• _YOUR OBJECTIVE_
Transcribe the entries that follow exactly as they appear, minus pictures.

• _SUPPLIED DATA_
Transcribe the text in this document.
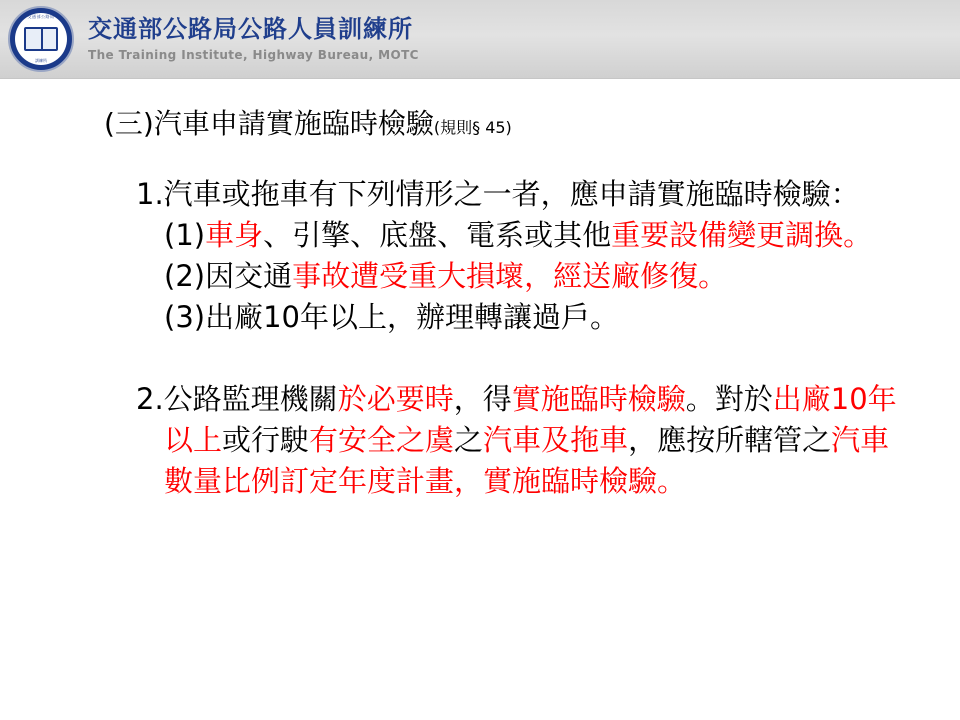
交通部公路局
訓練所
交通部公路局公路人員訓練所
The Training Institute, Highway Bureau, MOTC
(三)汽車申請實施臨時檢驗(規則§ 45)
1.汽車或拖車有下列情形之一者，應申請實施臨時檢驗：
(1)車身、引擎、底盤、電系或其他重要設備變更調換。
(2)因交通事故遭受重大損壞，經送廠修復。
(3)出廠10年以上，辦理轉讓過戶。
2.公路監理機關於必要時，得實施臨時檢驗。對於出廠10年以上或行駛有安全之虞之汽車及拖車，應按所轄管之汽車數量比例訂定年度計畫，實施臨時檢驗。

• _CORRECT OUTPUT_
Transcribe the text in this document.
交通部公路局
訓練所
交通部公路局公路人員訓練所
The Training Institute, Highway Bureau, MOTC
(三)汽車申請實施臨時檢驗(規則§ 45)
1.汽車或拖車有下列情形之一者，應申請實施臨時檢驗：
(1)車身、引擎、底盤、電系或其他重要設備變更調換。
(2)因交通事故遭受重大損壞，經送廠修復。
(3)出廠10年以上，辦理轉讓過戶。
2.公路監理機關於必要時，得實施臨時檢驗。對於出廠10年以上或行駛有安全之虞之汽車及拖車，應按所轄管之汽車數量比例訂定年度計畫，實施臨時檢驗。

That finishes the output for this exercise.